Aim of the task: Copy every line from the records below that holds the word "τινος".

--- Given records ---

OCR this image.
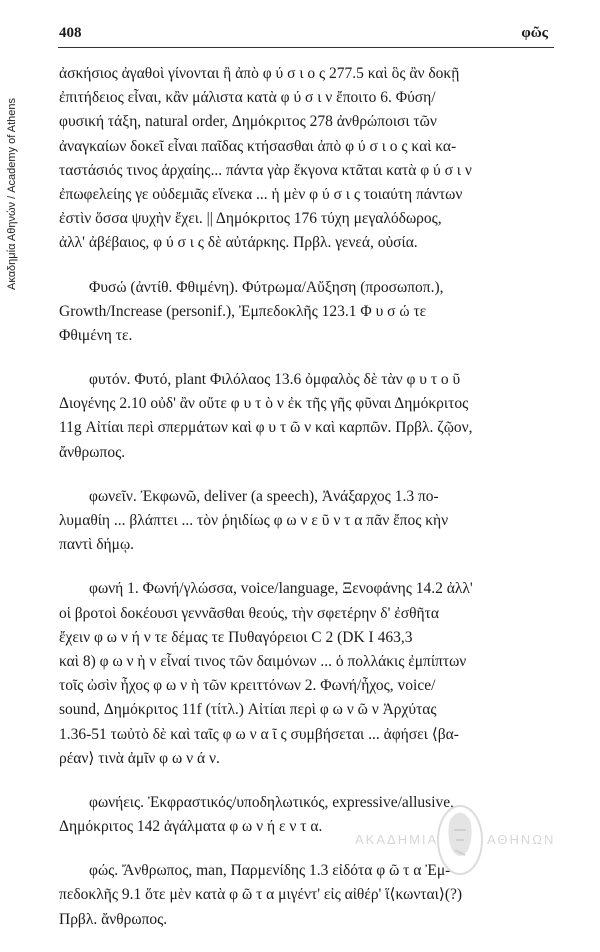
Ακαδημία Αθηνών / Academy of Athens
408	φῶς
ἀσκήσιος ἀγαθοὶ γίνονται ἢ ἀπὸ φ ύ σ ι ο ς 277.5 καὶ ὃς ἂν δοκῇ
ἐπιτήδειος εἶναι, κἂν μάλιστα κατὰ φ ύ σ ι ν ἔποιτο 6. Φύση/
φυσική τάξη, natural order, Δημόκριτος 278 ἀνθρώποισι τῶν
ἀναγκαίων δοκεῖ εἶναι παῖδας κτήσασθαι ἀπὸ φ ύ σ ι ο ς καὶ κα-
ταστάσιός τινος ἀρχαίης... πάντα γὰρ ἔκγονα κτᾶται κατὰ φ ύ σ ι ν
ἐπωφελείης γε οὐδεμιᾶς εἵνεκα ... ἡ μὲν φ ύ σ ι ς τοιαύτη πάντων
ἐστὶν ὅσσα ψυχὴν ἔχει. || Δημόκριτος 176 τύχη μεγαλόδωρος,
ἀλλ' ἀβέβαιος, φ ύ σ ι ς δὲ αὐτάρκης. Πρβλ. γενεά, οὐσία.
Φυσώ (ἀντίθ. Φθιμένη). Φύτρωμα/Αὔξηση (προσωποπ.),
Growth/Increase (personif.), Ἐμπεδοκλῆς 123.1 Φ υ σ ώ τε
Φθιμένη τε.
φυτόν. Φυτό, plant Φιλόλαος 13.6 ὀμφαλὸς δὲ τὰν φ υ τ ο ῦ
Διογένης 2.10 οὐδ' ἂν οὔτε φ υ τ ὸ ν ἐκ τῆς γῆς φῦναι Δημόκριτος
11g Αἰτίαι περὶ σπερμάτων καὶ φ υ τ ῶ ν καὶ καρπῶν. Πρβλ. ζῷον,
ἄνθρωπος.
φωνεῖν. Ἐκφωνῶ, deliver (a speech), Ἀνάξαρχος 1.3 πο-
λυμαθίη ... βλάπτει ... τὸν ῥηιδίως φ ω ν ε ῦ ν τ α πᾶν ἔπος κὴν
παντὶ δήμῳ.
φωνή 1. Φωνή/γλώσσα, voice/language, Ξενοφάνης 14.2 ἀλλ'
οἱ βροτοὶ δοκέουσι γεννᾶσθαι θεούς, τὴν σφετέρην δ' ἐσθῆτα
ἔχειν φ ω ν ή ν τε δέμας τε Πυθαγόρειοι C 2 (DK I 463,3
καὶ 8) φ ω ν ὴ ν εἶναί τινος τῶν δαιμόνων ... ὁ πολλάκις ἐμπίπτων
τοῖς ὠσὶν ἦχος φ ω ν ὴ τῶν κρειττόνων 2. Φωνή/ἦχος, voice/
sound, Δημόκριτος 11f (τίτλ.) Αἰτίαι περὶ φ ω ν ῶ ν Ἀρχύτας
1.36-51 τωὐτὸ δὲ καὶ ταῖς φ ω ν α ῖ ς συμβήσεται ... ἀφήσει ⟨βα-
ρέαν⟩ τινὰ ἀμῖν φ ω ν ά ν.
φωνήεις. Ἐκφραστικός/υποδηλωτικός, expressive/allusive,
Δημόκριτος 142 ἀγάλματα φ ω ν ή ε ν τ α.
φώς. Ἄνθρωπος, man, Παρμενίδης 1.3 εἰδότα φ ῶ τ α Ἐμ-
πεδοκλῆς 9.1 ὅτε μὲν κατὰ φ ῶ τ α μιγέντ' εἰς αἰθέρ' ἵ⟨κωνται⟩(?)
Πρβλ. ἄνθρωπος.
ΑΚΑΔΗΜΙΑ	ΑΘΗΝΩΝ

---

Response to the exercise:
ταστάσιός τινος ἀρχαίης... πάντα γὰρ ἔκγονα κτᾶται κατὰ φ ύ σ ι ν
καὶ 8) φ ω ν ὴ ν εἶναί τινος τῶν δαιμόνων ... ὁ πολλάκις ἐμπίπτων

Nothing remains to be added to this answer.